╭─ Records supplied

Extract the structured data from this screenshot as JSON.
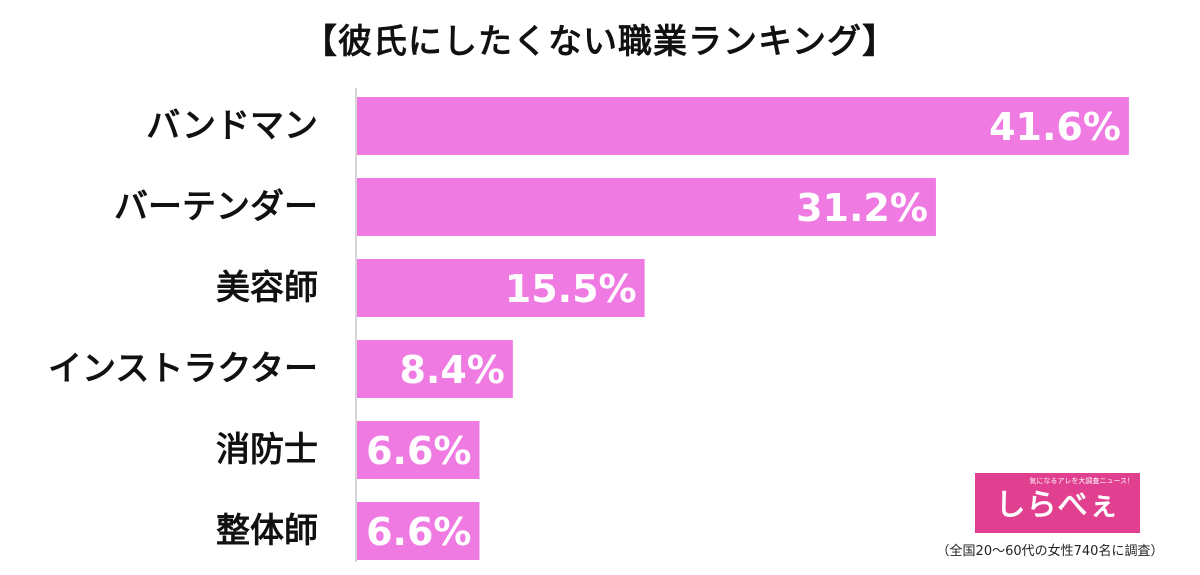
{
  "chart_data": {
    "type": "bar",
    "orientation": "horizontal",
    "title": "【彼氏にしたくない職業ランキング】",
    "categories": [
      "バンドマン",
      "バーテンダー",
      "美容師",
      "インストラクター",
      "消防士",
      "整体師"
    ],
    "values": [
      41.6,
      31.2,
      15.5,
      8.4,
      6.6,
      6.6
    ],
    "value_labels": [
      "41.6%",
      "31.2%",
      "15.5%",
      "8.4%",
      "6.6%",
      "6.6%"
    ],
    "unit": "%",
    "xlim": [
      0,
      45
    ],
    "grid": false,
    "legend": "none",
    "bar_color": "#ee7ae2",
    "axis_color": "#c8c8c8"
  },
  "logo": {
    "tagline": "気になるアレを大調査ニュース！",
    "name": "しらべぇ",
    "color": "#e0408f"
  },
  "source_note": "（全国20～60代の女性740名に調査）"
}
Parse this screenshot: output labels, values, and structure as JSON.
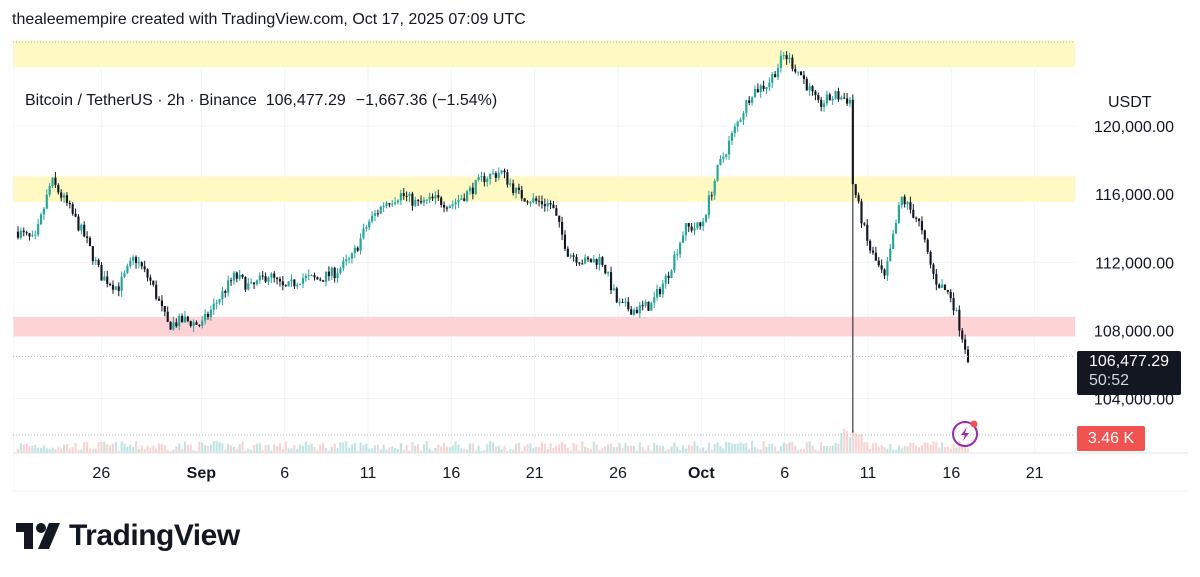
{
  "attribution": "thealeemempire created with TradingView.com, Oct 17, 2025 07:09 UTC",
  "legend": {
    "symbol": "Bitcoin / TetherUS · 2h · Binance",
    "last": "106,477.29",
    "change": "−1,667.36 (−1.54%)"
  },
  "unit": "USDT",
  "price_tag": {
    "price": "106,477.29",
    "countdown": "50:52"
  },
  "volume_tag": "3.46 K",
  "brand": "TradingView",
  "colors": {
    "up": "#26a69a",
    "down": "#131722",
    "zone_yellow": "#fff9c4",
    "zone_red": "#fdd3d6",
    "tag_red": "#f05350",
    "flash_icon": "#9c27b0"
  },
  "chart_data": {
    "type": "candlestick",
    "y_ticks": [
      "120,000.00",
      "116,000.00",
      "112,000.00",
      "108,000.00",
      "104,000.00"
    ],
    "x_ticks": [
      "26",
      "Sep",
      "6",
      "11",
      "16",
      "21",
      "26",
      "Oct",
      "6",
      "11",
      "16",
      "21"
    ],
    "ylim": [
      101800,
      125000
    ],
    "timeline": [
      "Aug 21",
      "Oct 17"
    ],
    "last_price": 106477.29,
    "zones": [
      {
        "color": "yellow",
        "range": [
          123450,
          125000
        ]
      },
      {
        "color": "yellow",
        "range": [
          115550,
          117050
        ]
      },
      {
        "color": "red",
        "range": [
          107650,
          108800
        ]
      }
    ],
    "close_path": [
      {
        "date": "Aug 21",
        "price": 113800
      },
      {
        "date": "Aug 22",
        "price": 113200
      },
      {
        "date": "Aug 23",
        "price": 116800
      },
      {
        "date": "Aug 24",
        "price": 115300
      },
      {
        "date": "Aug 25",
        "price": 113500
      },
      {
        "date": "Aug 26",
        "price": 111200
      },
      {
        "date": "Aug 27",
        "price": 110500
      },
      {
        "date": "Aug 28",
        "price": 112300
      },
      {
        "date": "Aug 29",
        "price": 110800
      },
      {
        "date": "Aug 30",
        "price": 108300
      },
      {
        "date": "Aug 31",
        "price": 108600
      },
      {
        "date": "Sep 1",
        "price": 108300
      },
      {
        "date": "Sep 2",
        "price": 109800
      },
      {
        "date": "Sep 3",
        "price": 111200
      },
      {
        "date": "Sep 4",
        "price": 110500
      },
      {
        "date": "Sep 5",
        "price": 111300
      },
      {
        "date": "Sep 6",
        "price": 110400
      },
      {
        "date": "Sep 7",
        "price": 111100
      },
      {
        "date": "Sep 8",
        "price": 111000
      },
      {
        "date": "Sep 9",
        "price": 111400
      },
      {
        "date": "Sep 10",
        "price": 112200
      },
      {
        "date": "Sep 11",
        "price": 114300
      },
      {
        "date": "Sep 12",
        "price": 115500
      },
      {
        "date": "Sep 13",
        "price": 116000
      },
      {
        "date": "Sep 14",
        "price": 115400
      },
      {
        "date": "Sep 15",
        "price": 115700
      },
      {
        "date": "Sep 16",
        "price": 115400
      },
      {
        "date": "Sep 17",
        "price": 116100
      },
      {
        "date": "Sep 18",
        "price": 117000
      },
      {
        "date": "Sep 19",
        "price": 117300
      },
      {
        "date": "Sep 20",
        "price": 116000
      },
      {
        "date": "Sep 21",
        "price": 115600
      },
      {
        "date": "Sep 22",
        "price": 115400
      },
      {
        "date": "Sep 23",
        "price": 112600
      },
      {
        "date": "Sep 24",
        "price": 112000
      },
      {
        "date": "Sep 25",
        "price": 112200
      },
      {
        "date": "Sep 26",
        "price": 109500
      },
      {
        "date": "Sep 27",
        "price": 109200
      },
      {
        "date": "Sep 28",
        "price": 109500
      },
      {
        "date": "Sep 29",
        "price": 111300
      },
      {
        "date": "Sep 30",
        "price": 114000
      },
      {
        "date": "Oct 1",
        "price": 114100
      },
      {
        "date": "Oct 2",
        "price": 117500
      },
      {
        "date": "Oct 3",
        "price": 119800
      },
      {
        "date": "Oct 4",
        "price": 122000
      },
      {
        "date": "Oct 5",
        "price": 122500
      },
      {
        "date": "Oct 6",
        "price": 124200
      },
      {
        "date": "Oct 7",
        "price": 123000
      },
      {
        "date": "Oct 8",
        "price": 121200
      },
      {
        "date": "Oct 9",
        "price": 121800
      },
      {
        "date": "Oct 10",
        "price": 121500
      },
      {
        "date": "Oct 10",
        "price": 117000
      },
      {
        "date": "Oct 11",
        "price": 113000
      },
      {
        "date": "Oct 12",
        "price": 111000
      },
      {
        "date": "Oct 13",
        "price": 115800
      },
      {
        "date": "Oct 14",
        "price": 114500
      },
      {
        "date": "Oct 15",
        "price": 111000
      },
      {
        "date": "Oct 16",
        "price": 110000
      },
      {
        "date": "Oct 17",
        "price": 106477
      }
    ],
    "flash_crash_low": {
      "date": "Oct 10",
      "price": 102000
    }
  }
}
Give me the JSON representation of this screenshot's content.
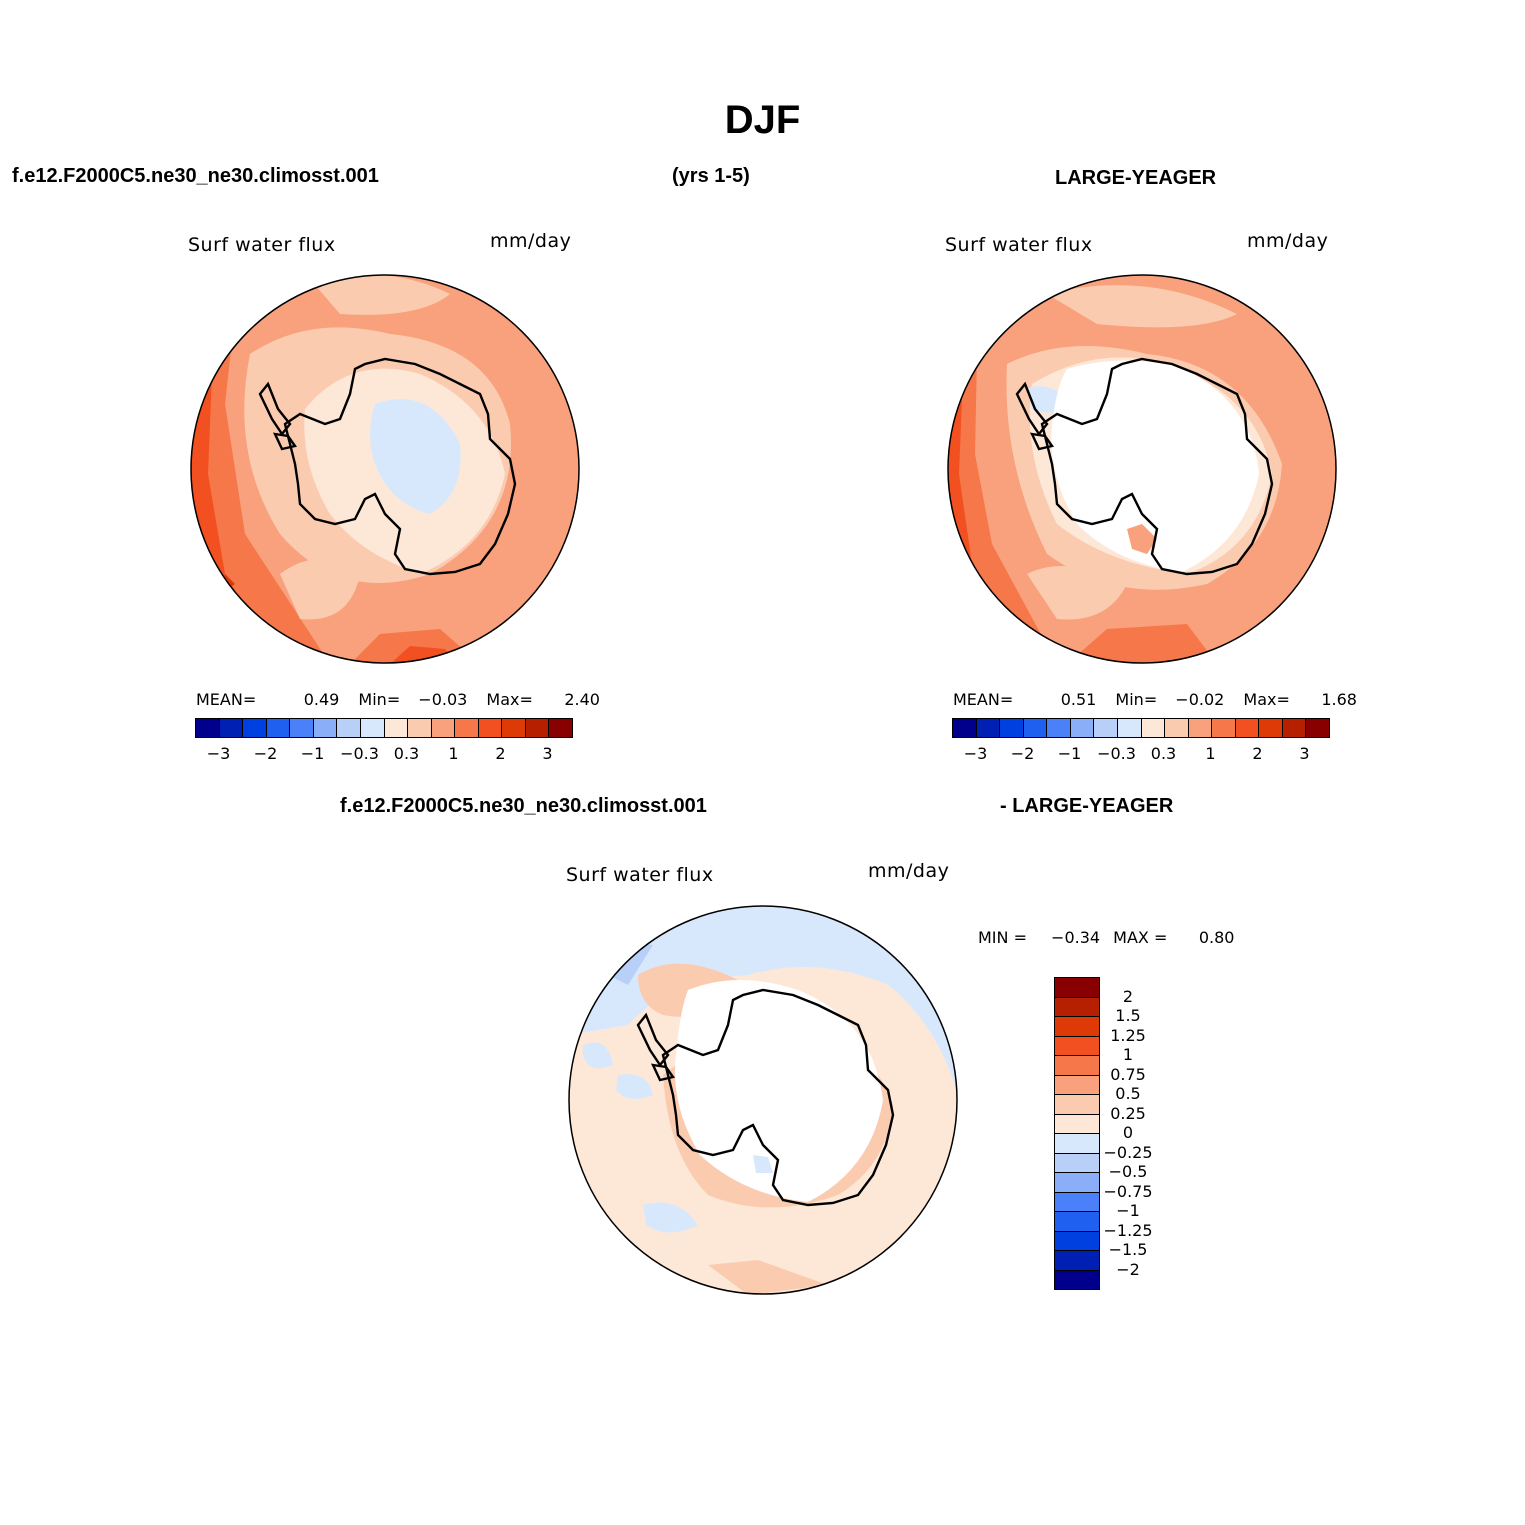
{
  "title": "DJF",
  "case_name": "f.e12.F2000C5.ne30_ne30.climosst.001",
  "years": "(yrs 1-5)",
  "obs_name": "LARGE-YEAGER",
  "diff_case": "f.e12.F2000C5.ne30_ne30.climosst.001",
  "diff_obs": "- LARGE-YEAGER",
  "colors": {
    "levels": [
      "#00008c",
      "#0020b4",
      "#0040e0",
      "#2060f0",
      "#4a80f8",
      "#8aaff8",
      "#b8cff8",
      "#d8e8fc",
      "#fde8d8",
      "#fbcbb0",
      "#f9a17c",
      "#f5774a",
      "#f25020",
      "#de3a08",
      "#b62000",
      "#880000"
    ],
    "diff_levels": [
      "#880000",
      "#b62000",
      "#de3a08",
      "#f25020",
      "#f5774a",
      "#f9a17c",
      "#fbcbb0",
      "#fde8d8",
      "#d8e8fc",
      "#b8cff8",
      "#8aaff8",
      "#4a80f8",
      "#2060f0",
      "#0040e0",
      "#0020b4",
      "#00008c"
    ]
  },
  "panels": [
    {
      "name": "Surf  water  flux",
      "units": "mm/day",
      "mean_label": "MEAN=",
      "mean": "0.49",
      "min_label": "Min=",
      "min": "−0.03",
      "max_label": "Max=",
      "max": "2.40",
      "ticks": [
        "−3",
        "−2",
        "−1",
        "−0.3",
        "0.3",
        "1",
        "2",
        "3"
      ]
    },
    {
      "name": "Surf  water  flux",
      "units": "mm/day",
      "mean_label": "MEAN=",
      "mean": "0.51",
      "min_label": "Min=",
      "min": "−0.02",
      "max_label": "Max=",
      "max": "1.68",
      "ticks": [
        "−3",
        "−2",
        "−1",
        "−0.3",
        "0.3",
        "1",
        "2",
        "3"
      ]
    },
    {
      "name": "Surf  water  flux",
      "units": "mm/day",
      "min_label": "MIN =",
      "min": "−0.34",
      "max_label": "MAX =",
      "max": "0.80",
      "ticks": [
        "2",
        "1.5",
        "1.25",
        "1",
        "0.75",
        "0.5",
        "0.25",
        "0",
        "−0.25",
        "−0.5",
        "−0.75",
        "−1",
        "−1.25",
        "−1.5",
        "−2"
      ]
    }
  ],
  "chart_data": {
    "type": "heatmap",
    "title": "DJF",
    "variable": "Surf water flux",
    "units": "mm/day",
    "season": "DJF",
    "maps": [
      {
        "label": "f.e12.F2000C5.ne30_ne30.climosst.001 (yrs 1-5)",
        "mean": 0.49,
        "min": -0.03,
        "max": 2.4,
        "contour_levels": [
          -3,
          -2.5,
          -2,
          -1.5,
          -1,
          -0.5,
          -0.3,
          0,
          0.3,
          0.5,
          1,
          1.5,
          2,
          2.5,
          3
        ]
      },
      {
        "label": "LARGE-YEAGER",
        "mean": 0.51,
        "min": -0.02,
        "max": 1.68,
        "contour_levels": [
          -3,
          -2.5,
          -2,
          -1.5,
          -1,
          -0.5,
          -0.3,
          0,
          0.3,
          0.5,
          1,
          1.5,
          2,
          2.5,
          3
        ]
      },
      {
        "label": "f.e12.F2000C5.ne30_ne30.climosst.001 - LARGE-YEAGER",
        "min": -0.34,
        "max": 0.8,
        "contour_levels": [
          -2,
          -1.5,
          -1.25,
          -1,
          -0.75,
          -0.5,
          -0.25,
          0,
          0.25,
          0.5,
          0.75,
          1,
          1.25,
          1.5,
          2
        ]
      }
    ]
  }
}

╰─

Going through the entries above, report how many lines include the string "values". The number alone is the answer.

2